(Raw records)

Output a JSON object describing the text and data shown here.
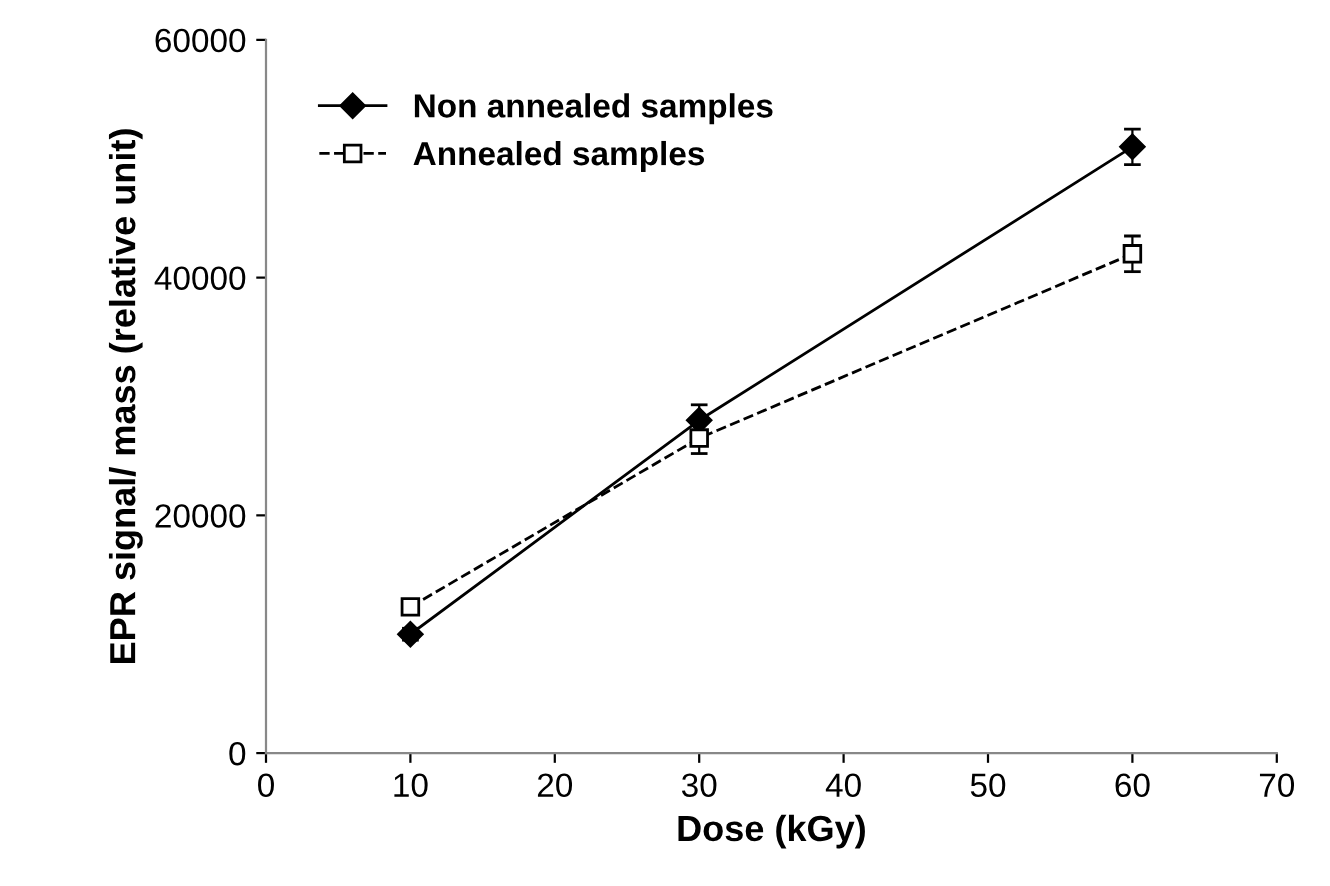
{
  "chart_data": {
    "type": "line",
    "xlabel": "Dose (kGy)",
    "ylabel": "EPR signal/ mass (relative unit)",
    "x": [
      10,
      30,
      60
    ],
    "series": [
      {
        "name": "Non annealed samples",
        "color": "#000000",
        "values": [
          10000,
          28000,
          51000
        ],
        "errors": [
          500,
          1300,
          1500
        ],
        "marker": "diamond",
        "line_style": "solid"
      },
      {
        "name": "Annealed samples",
        "color": "#000000",
        "values": [
          12300,
          26500,
          42000
        ],
        "errors": [
          500,
          1300,
          1500
        ],
        "marker": "square",
        "line_style": "dashed"
      }
    ],
    "xlim": [
      0,
      70
    ],
    "xticks": [
      0,
      10,
      20,
      30,
      40,
      50,
      60,
      70
    ],
    "ylim": [
      0,
      60000
    ],
    "yticks": [
      0,
      20000,
      40000,
      60000
    ],
    "grid": false,
    "legend": "top left"
  }
}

**Task directions:**
Scan the entries above for the word "name" and collect each line holding it.

**Reply:**
        "name": "Non annealed samples",
        "name": "Annealed samples",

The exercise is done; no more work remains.